WORK ORDER -
Copy everything in the records exactly; the pictures stay out.

RECORDS -
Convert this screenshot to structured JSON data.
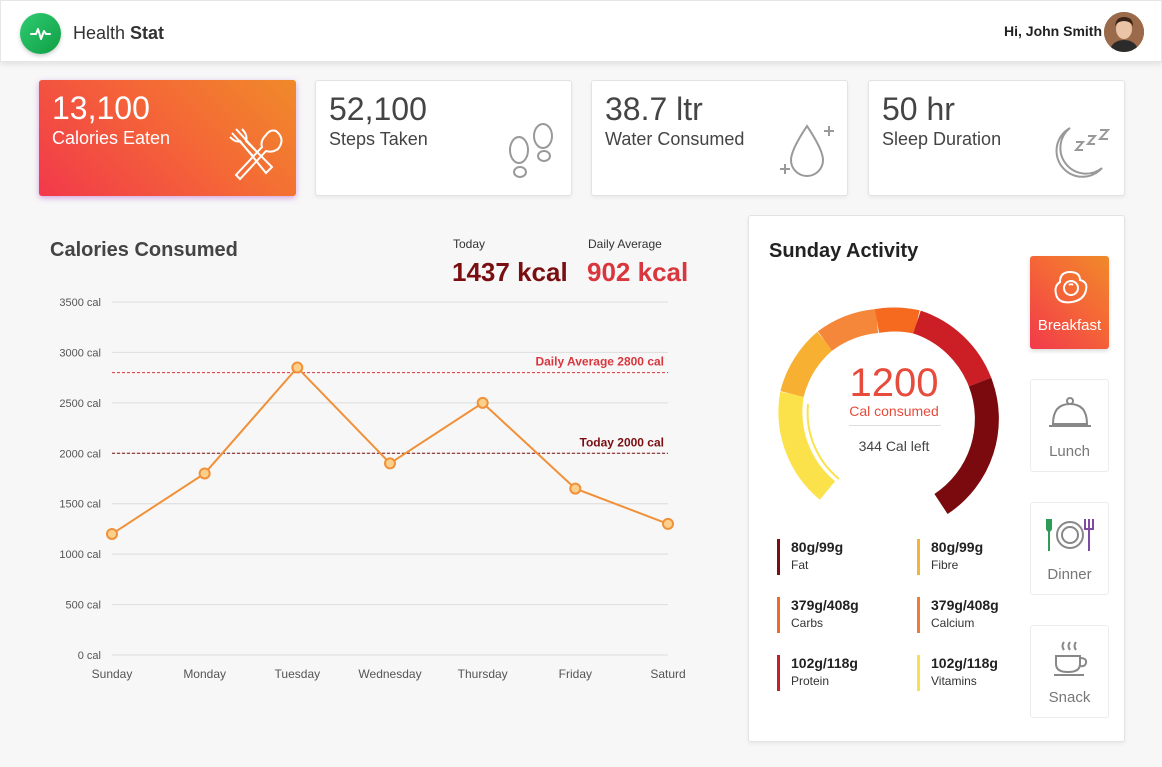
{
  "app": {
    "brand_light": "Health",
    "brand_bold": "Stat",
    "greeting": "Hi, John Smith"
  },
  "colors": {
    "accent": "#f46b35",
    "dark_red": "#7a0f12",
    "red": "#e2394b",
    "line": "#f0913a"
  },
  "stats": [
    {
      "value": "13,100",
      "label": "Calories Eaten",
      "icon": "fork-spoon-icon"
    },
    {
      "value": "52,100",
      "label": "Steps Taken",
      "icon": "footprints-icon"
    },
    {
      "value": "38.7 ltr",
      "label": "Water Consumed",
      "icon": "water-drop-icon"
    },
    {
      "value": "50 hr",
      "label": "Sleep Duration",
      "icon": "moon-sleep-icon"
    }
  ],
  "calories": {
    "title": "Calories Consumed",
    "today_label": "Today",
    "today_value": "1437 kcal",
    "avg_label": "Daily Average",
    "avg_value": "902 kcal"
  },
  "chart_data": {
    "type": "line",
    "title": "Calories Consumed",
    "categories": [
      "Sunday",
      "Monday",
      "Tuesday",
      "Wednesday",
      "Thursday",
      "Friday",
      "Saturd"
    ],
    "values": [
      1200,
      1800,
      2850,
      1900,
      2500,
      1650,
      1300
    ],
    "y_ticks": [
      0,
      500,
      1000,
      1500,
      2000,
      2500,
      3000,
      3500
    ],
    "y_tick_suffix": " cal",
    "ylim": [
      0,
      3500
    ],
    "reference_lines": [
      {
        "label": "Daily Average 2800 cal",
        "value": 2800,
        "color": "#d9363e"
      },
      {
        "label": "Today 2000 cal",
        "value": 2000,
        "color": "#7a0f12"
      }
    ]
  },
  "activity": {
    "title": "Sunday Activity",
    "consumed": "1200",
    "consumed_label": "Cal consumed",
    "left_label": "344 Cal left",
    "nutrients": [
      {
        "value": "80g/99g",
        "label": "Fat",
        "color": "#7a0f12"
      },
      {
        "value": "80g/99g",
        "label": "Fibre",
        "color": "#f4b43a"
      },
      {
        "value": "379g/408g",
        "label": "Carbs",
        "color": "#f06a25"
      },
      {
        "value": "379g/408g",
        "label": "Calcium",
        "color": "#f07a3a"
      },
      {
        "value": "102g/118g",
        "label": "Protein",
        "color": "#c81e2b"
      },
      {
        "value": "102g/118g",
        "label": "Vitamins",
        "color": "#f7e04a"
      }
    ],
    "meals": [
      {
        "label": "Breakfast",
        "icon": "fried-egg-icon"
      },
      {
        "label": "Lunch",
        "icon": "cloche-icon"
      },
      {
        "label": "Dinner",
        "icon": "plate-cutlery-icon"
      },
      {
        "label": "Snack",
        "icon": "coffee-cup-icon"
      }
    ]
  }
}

ANSWER TO THIS EXERCISE -
Convert this screenshot to structured JSON data.
{
  "app": {
    "brand_light": "Health",
    "brand_bold": "Stat",
    "greeting": "Hi, John Smith"
  },
  "colors": {
    "accent": "#f46b35",
    "dark_red": "#7a0f12",
    "red": "#e2394b",
    "line": "#f0913a"
  },
  "stats": [
    {
      "value": "13,100",
      "label": "Calories Eaten",
      "icon": "fork-spoon-icon"
    },
    {
      "value": "52,100",
      "label": "Steps Taken",
      "icon": "footprints-icon"
    },
    {
      "value": "38.7 ltr",
      "label": "Water Consumed",
      "icon": "water-drop-icon"
    },
    {
      "value": "50 hr",
      "label": "Sleep Duration",
      "icon": "moon-sleep-icon"
    }
  ],
  "calories": {
    "title": "Calories Consumed",
    "today_label": "Today",
    "today_value": "1437 kcal",
    "avg_label": "Daily Average",
    "avg_value": "902 kcal"
  },
  "chart_data": {
    "type": "line",
    "title": "Calories Consumed",
    "categories": [
      "Sunday",
      "Monday",
      "Tuesday",
      "Wednesday",
      "Thursday",
      "Friday",
      "Saturd"
    ],
    "values": [
      1200,
      1800,
      2850,
      1900,
      2500,
      1650,
      1300
    ],
    "y_ticks": [
      0,
      500,
      1000,
      1500,
      2000,
      2500,
      3000,
      3500
    ],
    "y_tick_suffix": " cal",
    "ylim": [
      0,
      3500
    ],
    "reference_lines": [
      {
        "label": "Daily Average 2800 cal",
        "value": 2800,
        "color": "#d9363e"
      },
      {
        "label": "Today 2000 cal",
        "value": 2000,
        "color": "#7a0f12"
      }
    ]
  },
  "activity": {
    "title": "Sunday Activity",
    "consumed": "1200",
    "consumed_label": "Cal consumed",
    "left_label": "344 Cal left",
    "nutrients": [
      {
        "value": "80g/99g",
        "label": "Fat",
        "color": "#7a0f12"
      },
      {
        "value": "80g/99g",
        "label": "Fibre",
        "color": "#f4b43a"
      },
      {
        "value": "379g/408g",
        "label": "Carbs",
        "color": "#f06a25"
      },
      {
        "value": "379g/408g",
        "label": "Calcium",
        "color": "#f07a3a"
      },
      {
        "value": "102g/118g",
        "label": "Protein",
        "color": "#c81e2b"
      },
      {
        "value": "102g/118g",
        "label": "Vitamins",
        "color": "#f7e04a"
      }
    ],
    "meals": [
      {
        "label": "Breakfast",
        "icon": "fried-egg-icon"
      },
      {
        "label": "Lunch",
        "icon": "cloche-icon"
      },
      {
        "label": "Dinner",
        "icon": "plate-cutlery-icon"
      },
      {
        "label": "Snack",
        "icon": "coffee-cup-icon"
      }
    ]
  }
}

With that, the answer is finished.